→ What to produce
Copy every line that contains the string "image" from the entries below.

-- start Record set --

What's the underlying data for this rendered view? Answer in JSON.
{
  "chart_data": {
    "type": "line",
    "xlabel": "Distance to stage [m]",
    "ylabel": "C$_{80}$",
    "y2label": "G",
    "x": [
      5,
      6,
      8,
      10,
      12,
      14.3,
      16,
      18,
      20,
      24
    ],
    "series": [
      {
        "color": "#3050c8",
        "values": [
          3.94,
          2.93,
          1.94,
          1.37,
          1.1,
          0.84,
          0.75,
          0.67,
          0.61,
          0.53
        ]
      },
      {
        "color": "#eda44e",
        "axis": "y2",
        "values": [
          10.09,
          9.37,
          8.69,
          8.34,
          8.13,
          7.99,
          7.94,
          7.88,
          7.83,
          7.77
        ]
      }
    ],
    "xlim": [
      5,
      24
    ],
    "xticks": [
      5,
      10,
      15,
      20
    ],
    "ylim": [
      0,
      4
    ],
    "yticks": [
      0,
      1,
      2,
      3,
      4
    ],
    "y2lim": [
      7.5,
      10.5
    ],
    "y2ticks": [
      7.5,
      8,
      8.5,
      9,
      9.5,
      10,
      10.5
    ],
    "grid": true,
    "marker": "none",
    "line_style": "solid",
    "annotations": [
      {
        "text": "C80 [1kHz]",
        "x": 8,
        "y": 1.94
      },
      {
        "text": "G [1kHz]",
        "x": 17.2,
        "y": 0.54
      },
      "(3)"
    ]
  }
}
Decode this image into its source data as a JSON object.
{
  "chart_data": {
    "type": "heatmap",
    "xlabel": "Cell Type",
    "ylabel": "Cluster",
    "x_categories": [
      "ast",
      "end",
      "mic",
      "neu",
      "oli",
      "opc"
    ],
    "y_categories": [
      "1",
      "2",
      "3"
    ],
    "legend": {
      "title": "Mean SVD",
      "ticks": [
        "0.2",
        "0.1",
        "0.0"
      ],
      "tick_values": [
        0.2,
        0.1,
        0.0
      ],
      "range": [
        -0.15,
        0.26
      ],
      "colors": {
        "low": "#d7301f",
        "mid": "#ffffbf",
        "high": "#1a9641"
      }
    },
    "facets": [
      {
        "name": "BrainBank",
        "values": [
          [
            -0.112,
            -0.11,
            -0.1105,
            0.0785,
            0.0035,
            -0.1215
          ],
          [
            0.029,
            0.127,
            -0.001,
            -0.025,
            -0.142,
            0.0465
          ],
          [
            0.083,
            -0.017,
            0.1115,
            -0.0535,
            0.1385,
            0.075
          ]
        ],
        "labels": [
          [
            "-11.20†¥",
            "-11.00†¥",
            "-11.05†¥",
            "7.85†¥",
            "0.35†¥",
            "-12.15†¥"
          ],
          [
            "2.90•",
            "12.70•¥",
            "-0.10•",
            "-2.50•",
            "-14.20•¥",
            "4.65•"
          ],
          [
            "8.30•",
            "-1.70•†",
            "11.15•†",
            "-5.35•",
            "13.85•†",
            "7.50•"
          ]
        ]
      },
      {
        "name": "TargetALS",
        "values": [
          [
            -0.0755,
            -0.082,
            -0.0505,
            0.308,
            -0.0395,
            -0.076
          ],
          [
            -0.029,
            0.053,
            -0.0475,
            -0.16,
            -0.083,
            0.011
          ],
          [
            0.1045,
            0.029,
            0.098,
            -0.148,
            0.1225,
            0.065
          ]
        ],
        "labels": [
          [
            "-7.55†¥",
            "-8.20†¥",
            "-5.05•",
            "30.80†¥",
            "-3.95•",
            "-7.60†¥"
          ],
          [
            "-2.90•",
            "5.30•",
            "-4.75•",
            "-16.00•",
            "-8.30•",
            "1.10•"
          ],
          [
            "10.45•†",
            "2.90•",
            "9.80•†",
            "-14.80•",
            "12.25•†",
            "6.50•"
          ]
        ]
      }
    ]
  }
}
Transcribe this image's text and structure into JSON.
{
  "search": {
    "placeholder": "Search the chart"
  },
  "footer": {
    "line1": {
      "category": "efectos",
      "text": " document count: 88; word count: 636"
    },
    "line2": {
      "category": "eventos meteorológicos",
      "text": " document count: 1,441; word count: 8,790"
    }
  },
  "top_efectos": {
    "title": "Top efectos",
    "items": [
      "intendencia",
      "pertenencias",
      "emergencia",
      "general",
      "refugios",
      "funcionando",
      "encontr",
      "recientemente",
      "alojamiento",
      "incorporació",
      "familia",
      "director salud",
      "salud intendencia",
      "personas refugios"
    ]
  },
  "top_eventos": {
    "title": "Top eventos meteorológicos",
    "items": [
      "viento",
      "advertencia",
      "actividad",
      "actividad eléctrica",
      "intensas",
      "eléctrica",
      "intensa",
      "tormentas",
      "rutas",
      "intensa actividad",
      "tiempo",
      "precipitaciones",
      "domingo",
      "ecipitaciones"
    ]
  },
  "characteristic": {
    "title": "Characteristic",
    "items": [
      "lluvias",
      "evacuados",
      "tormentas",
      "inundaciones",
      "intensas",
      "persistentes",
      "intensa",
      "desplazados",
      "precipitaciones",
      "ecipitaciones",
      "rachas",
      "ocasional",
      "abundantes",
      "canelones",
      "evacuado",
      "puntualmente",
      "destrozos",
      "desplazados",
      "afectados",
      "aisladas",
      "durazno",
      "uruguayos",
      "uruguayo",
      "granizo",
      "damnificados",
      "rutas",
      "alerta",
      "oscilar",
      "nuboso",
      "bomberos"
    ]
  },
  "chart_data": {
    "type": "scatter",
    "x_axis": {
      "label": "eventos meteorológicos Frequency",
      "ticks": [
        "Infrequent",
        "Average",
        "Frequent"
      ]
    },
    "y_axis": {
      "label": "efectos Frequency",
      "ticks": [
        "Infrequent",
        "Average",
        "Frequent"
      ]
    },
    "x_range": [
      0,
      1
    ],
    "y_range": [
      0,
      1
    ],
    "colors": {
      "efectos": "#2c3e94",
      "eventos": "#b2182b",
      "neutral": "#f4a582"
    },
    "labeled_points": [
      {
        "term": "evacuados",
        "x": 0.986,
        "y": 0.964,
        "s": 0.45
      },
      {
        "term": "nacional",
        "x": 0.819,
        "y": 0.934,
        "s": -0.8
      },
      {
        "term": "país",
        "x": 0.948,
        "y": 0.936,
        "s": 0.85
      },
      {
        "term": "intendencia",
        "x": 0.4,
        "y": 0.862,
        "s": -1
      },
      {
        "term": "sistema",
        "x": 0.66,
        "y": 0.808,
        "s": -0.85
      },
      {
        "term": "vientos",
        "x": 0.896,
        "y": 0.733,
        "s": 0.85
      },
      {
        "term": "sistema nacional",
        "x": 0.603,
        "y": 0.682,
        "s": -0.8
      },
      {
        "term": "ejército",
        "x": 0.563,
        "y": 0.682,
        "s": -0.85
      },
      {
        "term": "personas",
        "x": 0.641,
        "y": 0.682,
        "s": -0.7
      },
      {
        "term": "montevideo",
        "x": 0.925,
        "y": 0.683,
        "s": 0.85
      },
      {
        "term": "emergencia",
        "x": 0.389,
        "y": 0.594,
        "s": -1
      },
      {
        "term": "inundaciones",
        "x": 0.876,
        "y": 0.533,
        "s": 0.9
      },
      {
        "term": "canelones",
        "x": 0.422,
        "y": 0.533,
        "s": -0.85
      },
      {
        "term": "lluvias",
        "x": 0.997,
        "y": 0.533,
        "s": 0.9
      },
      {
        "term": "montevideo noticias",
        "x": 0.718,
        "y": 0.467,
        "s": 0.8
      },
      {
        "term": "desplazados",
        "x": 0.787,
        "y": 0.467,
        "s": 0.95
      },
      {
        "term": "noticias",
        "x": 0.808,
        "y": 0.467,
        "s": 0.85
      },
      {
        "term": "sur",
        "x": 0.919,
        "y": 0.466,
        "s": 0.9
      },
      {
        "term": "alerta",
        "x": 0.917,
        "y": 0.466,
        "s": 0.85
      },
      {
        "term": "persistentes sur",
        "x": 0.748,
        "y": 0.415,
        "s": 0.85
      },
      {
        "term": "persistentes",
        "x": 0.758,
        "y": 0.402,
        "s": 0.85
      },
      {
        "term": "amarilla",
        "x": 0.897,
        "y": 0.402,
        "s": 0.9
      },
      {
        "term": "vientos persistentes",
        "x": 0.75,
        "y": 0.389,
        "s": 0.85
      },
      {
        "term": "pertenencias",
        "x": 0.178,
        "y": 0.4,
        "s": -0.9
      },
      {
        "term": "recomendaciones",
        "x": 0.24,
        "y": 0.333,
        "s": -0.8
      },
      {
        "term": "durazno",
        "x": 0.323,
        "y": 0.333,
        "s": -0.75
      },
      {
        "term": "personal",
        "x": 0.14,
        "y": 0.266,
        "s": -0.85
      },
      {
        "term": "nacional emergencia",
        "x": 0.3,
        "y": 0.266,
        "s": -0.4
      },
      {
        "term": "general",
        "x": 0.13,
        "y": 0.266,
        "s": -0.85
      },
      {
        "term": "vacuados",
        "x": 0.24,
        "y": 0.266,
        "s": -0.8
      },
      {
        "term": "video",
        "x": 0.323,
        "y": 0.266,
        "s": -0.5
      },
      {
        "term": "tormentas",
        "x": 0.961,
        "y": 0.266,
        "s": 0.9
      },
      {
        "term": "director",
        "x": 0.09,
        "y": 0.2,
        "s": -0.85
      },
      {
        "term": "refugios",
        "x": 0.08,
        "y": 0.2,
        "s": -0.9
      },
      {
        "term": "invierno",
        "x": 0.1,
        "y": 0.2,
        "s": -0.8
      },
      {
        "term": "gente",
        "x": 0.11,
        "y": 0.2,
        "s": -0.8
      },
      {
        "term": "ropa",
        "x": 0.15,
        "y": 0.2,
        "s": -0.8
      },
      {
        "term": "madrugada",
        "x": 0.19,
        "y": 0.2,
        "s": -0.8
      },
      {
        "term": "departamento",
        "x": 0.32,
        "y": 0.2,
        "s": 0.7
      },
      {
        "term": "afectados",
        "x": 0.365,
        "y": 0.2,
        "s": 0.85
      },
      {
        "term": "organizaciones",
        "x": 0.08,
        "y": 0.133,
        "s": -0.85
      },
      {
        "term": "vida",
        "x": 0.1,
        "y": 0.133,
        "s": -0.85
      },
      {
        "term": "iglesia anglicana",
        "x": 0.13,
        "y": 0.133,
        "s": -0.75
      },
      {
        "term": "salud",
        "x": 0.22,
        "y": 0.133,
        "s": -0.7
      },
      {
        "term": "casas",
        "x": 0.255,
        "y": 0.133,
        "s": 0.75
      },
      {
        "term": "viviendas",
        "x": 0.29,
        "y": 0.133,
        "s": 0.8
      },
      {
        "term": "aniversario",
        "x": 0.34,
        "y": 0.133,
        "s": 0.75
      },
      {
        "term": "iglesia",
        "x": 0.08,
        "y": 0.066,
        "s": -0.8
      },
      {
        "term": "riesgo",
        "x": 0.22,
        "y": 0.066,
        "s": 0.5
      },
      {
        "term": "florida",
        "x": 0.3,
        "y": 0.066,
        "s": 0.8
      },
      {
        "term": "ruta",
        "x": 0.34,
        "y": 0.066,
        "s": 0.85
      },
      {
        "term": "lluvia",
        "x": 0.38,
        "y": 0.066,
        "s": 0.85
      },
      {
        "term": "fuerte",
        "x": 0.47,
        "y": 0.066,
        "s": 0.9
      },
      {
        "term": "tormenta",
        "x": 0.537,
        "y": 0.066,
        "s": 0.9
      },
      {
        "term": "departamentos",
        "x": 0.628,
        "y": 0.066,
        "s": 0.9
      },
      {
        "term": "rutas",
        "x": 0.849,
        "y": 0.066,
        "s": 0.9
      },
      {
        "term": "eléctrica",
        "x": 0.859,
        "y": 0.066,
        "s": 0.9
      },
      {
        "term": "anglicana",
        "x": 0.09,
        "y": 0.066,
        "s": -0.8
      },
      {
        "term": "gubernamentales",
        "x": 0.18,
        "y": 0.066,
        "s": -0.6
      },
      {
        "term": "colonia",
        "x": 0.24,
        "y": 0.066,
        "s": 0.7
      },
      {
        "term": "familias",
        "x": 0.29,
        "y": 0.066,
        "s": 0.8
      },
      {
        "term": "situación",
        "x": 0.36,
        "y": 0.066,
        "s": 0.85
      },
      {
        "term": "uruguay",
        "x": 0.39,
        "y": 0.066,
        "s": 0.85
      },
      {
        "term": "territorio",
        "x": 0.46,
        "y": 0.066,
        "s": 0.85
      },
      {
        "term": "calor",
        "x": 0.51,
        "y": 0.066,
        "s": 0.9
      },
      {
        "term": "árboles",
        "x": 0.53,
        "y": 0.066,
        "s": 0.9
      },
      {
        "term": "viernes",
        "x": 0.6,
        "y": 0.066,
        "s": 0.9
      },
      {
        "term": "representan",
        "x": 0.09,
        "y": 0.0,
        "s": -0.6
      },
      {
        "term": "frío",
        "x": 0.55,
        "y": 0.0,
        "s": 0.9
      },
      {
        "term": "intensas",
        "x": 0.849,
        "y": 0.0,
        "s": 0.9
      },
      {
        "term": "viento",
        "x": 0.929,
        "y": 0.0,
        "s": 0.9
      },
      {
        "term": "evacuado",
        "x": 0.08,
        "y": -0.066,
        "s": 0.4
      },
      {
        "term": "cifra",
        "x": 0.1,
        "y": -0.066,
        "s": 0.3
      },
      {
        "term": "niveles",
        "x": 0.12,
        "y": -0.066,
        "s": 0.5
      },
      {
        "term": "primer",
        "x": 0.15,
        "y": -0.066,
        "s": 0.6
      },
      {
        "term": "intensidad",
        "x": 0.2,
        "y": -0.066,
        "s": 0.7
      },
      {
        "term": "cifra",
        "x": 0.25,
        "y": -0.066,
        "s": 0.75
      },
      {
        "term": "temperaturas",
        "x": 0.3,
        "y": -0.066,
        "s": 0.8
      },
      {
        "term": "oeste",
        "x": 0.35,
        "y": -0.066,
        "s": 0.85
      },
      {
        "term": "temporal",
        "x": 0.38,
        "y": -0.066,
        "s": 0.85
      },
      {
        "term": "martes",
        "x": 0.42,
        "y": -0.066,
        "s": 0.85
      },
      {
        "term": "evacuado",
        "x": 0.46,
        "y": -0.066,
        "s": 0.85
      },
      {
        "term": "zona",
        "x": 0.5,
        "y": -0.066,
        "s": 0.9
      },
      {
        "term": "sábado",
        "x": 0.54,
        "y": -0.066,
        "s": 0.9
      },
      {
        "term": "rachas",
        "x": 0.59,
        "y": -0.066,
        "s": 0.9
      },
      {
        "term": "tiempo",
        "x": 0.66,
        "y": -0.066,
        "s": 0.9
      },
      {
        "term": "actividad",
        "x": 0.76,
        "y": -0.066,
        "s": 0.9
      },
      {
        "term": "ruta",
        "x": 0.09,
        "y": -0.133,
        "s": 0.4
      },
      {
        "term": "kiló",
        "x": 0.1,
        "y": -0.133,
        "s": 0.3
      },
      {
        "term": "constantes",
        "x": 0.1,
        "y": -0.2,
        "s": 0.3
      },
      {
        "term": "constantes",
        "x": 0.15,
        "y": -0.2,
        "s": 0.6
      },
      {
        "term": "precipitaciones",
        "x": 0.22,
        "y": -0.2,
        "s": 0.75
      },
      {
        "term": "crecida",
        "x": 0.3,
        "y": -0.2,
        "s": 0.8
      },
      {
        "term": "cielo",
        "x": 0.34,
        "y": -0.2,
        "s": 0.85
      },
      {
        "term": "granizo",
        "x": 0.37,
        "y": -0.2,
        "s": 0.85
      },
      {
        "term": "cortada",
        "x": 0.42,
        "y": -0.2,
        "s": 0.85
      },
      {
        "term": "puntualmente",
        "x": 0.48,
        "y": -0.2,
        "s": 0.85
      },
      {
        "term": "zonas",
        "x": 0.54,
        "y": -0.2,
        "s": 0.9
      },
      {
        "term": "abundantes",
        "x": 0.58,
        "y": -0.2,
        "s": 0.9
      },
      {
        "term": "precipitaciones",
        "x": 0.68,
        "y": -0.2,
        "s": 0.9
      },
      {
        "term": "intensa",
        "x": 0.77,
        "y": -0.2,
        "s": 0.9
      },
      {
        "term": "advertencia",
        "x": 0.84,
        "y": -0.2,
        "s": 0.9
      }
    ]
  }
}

-- end Record set --

→ Exercise result
Decode this image into its source data as a JSON object.
Transcribe this image's text and structure into JSON.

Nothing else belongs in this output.